** Begin **

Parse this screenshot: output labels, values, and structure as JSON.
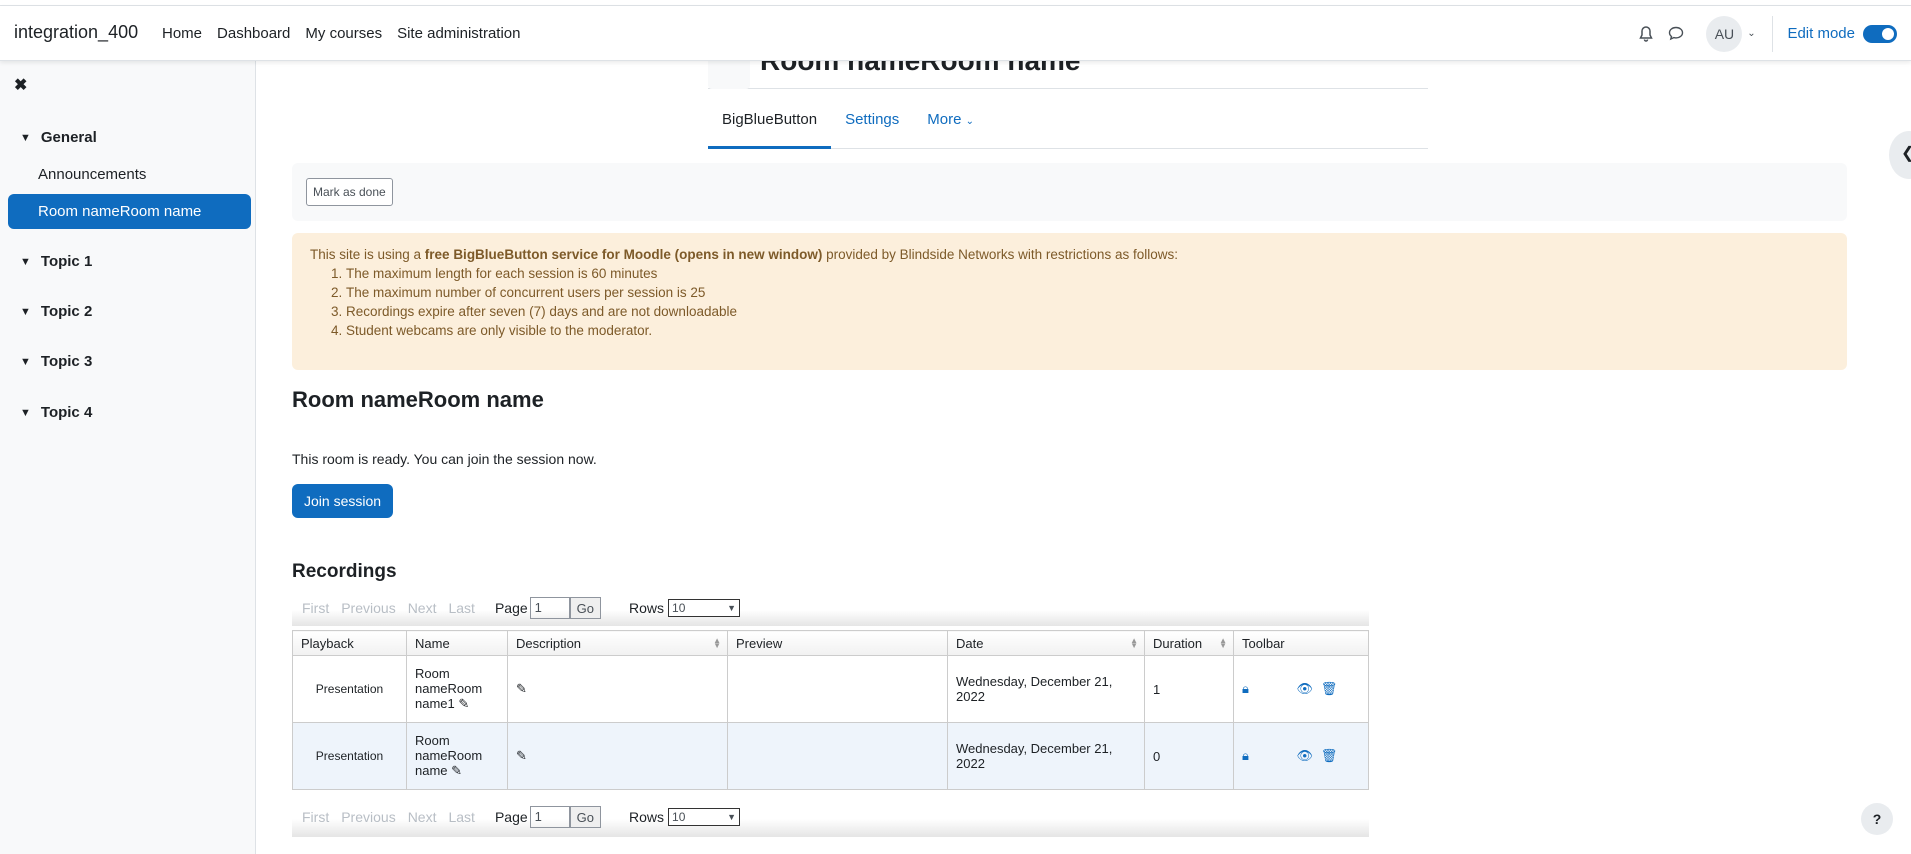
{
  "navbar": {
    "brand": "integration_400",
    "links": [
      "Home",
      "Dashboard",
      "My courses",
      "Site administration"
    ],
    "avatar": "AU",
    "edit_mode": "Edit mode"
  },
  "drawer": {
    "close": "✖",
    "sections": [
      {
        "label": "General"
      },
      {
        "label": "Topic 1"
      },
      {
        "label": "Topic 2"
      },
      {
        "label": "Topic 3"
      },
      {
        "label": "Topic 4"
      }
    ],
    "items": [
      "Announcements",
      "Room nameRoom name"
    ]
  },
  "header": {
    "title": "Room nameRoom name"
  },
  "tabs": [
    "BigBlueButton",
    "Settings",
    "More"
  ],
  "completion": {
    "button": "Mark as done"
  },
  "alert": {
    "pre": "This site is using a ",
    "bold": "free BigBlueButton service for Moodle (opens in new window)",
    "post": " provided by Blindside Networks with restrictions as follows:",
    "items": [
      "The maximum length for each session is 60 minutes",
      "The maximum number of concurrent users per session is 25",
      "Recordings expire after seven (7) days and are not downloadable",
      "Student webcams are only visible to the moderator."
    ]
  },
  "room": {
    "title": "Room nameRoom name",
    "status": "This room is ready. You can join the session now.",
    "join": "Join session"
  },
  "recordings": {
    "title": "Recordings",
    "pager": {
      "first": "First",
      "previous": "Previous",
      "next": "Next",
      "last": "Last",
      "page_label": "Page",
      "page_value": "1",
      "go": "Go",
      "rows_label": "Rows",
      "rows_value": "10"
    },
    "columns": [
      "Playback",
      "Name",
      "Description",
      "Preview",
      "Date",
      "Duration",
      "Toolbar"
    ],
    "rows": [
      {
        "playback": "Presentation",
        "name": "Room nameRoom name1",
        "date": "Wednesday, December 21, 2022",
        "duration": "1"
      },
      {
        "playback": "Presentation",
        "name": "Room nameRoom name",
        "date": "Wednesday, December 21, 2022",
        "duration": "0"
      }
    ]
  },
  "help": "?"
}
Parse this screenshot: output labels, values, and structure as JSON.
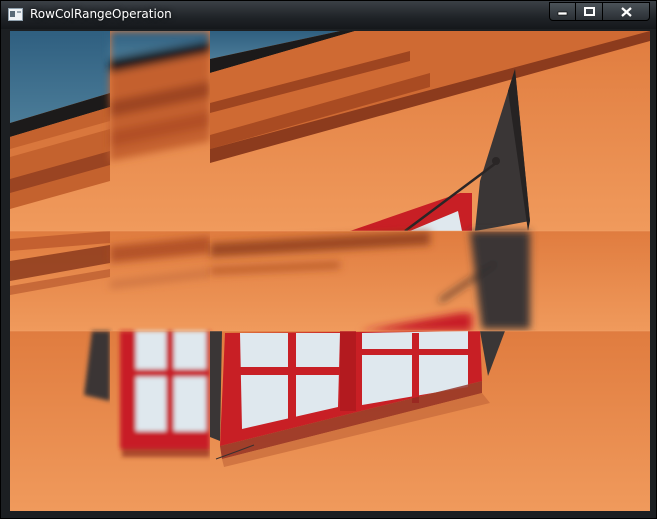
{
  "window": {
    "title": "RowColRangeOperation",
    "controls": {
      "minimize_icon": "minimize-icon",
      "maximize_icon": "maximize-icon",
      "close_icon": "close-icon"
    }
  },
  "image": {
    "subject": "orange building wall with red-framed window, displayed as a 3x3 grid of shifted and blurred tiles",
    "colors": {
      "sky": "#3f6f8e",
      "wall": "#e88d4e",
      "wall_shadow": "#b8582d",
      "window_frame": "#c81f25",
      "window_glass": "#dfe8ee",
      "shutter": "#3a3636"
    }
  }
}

** End **

| WHAT IS ASKED |
Reproduce each line exactly, please, except for any pictures.

| ANSWER FOR THE TASK |
Parse this screenshot: output labels, values, and structure as JSON.
{
  "navbar": {
    "brand": "integration_400",
    "links": [
      "Home",
      "Dashboard",
      "My courses",
      "Site administration"
    ],
    "avatar": "AU",
    "edit_mode": "Edit mode"
  },
  "drawer": {
    "close": "✖",
    "sections": [
      {
        "label": "General"
      },
      {
        "label": "Topic 1"
      },
      {
        "label": "Topic 2"
      },
      {
        "label": "Topic 3"
      },
      {
        "label": "Topic 4"
      }
    ],
    "items": [
      "Announcements",
      "Room nameRoom name"
    ]
  },
  "header": {
    "title": "Room nameRoom name"
  },
  "tabs": [
    "BigBlueButton",
    "Settings",
    "More"
  ],
  "completion": {
    "button": "Mark as done"
  },
  "alert": {
    "pre": "This site is using a ",
    "bold": "free BigBlueButton service for Moodle (opens in new window)",
    "post": " provided by Blindside Networks with restrictions as follows:",
    "items": [
      "The maximum length for each session is 60 minutes",
      "The maximum number of concurrent users per session is 25",
      "Recordings expire after seven (7) days and are not downloadable",
      "Student webcams are only visible to the moderator."
    ]
  },
  "room": {
    "title": "Room nameRoom name",
    "status": "This room is ready. You can join the session now.",
    "join": "Join session"
  },
  "recordings": {
    "title": "Recordings",
    "pager": {
      "first": "First",
      "previous": "Previous",
      "next": "Next",
      "last": "Last",
      "page_label": "Page",
      "page_value": "1",
      "go": "Go",
      "rows_label": "Rows",
      "rows_value": "10"
    },
    "columns": [
      "Playback",
      "Name",
      "Description",
      "Preview",
      "Date",
      "Duration",
      "Toolbar"
    ],
    "rows": [
      {
        "playback": "Presentation",
        "name": "Room nameRoom name1",
        "date": "Wednesday, December 21, 2022",
        "duration": "1"
      },
      {
        "playback": "Presentation",
        "name": "Room nameRoom name",
        "date": "Wednesday, December 21, 2022",
        "duration": "0"
      }
    ]
  },
  "help": "?"
}
Parse this screenshot: output labels, values, and structure as JSON.
{
  "window": {
    "title": "RowColRangeOperation",
    "controls": {
      "minimize_icon": "minimize-icon",
      "maximize_icon": "maximize-icon",
      "close_icon": "close-icon"
    }
  },
  "image": {
    "subject": "orange building wall with red-framed window, displayed as a 3x3 grid of shifted and blurred tiles",
    "colors": {
      "sky": "#3f6f8e",
      "wall": "#e88d4e",
      "wall_shadow": "#b8582d",
      "window_frame": "#c81f25",
      "window_glass": "#dfe8ee",
      "shutter": "#3a3636"
    }
  }
}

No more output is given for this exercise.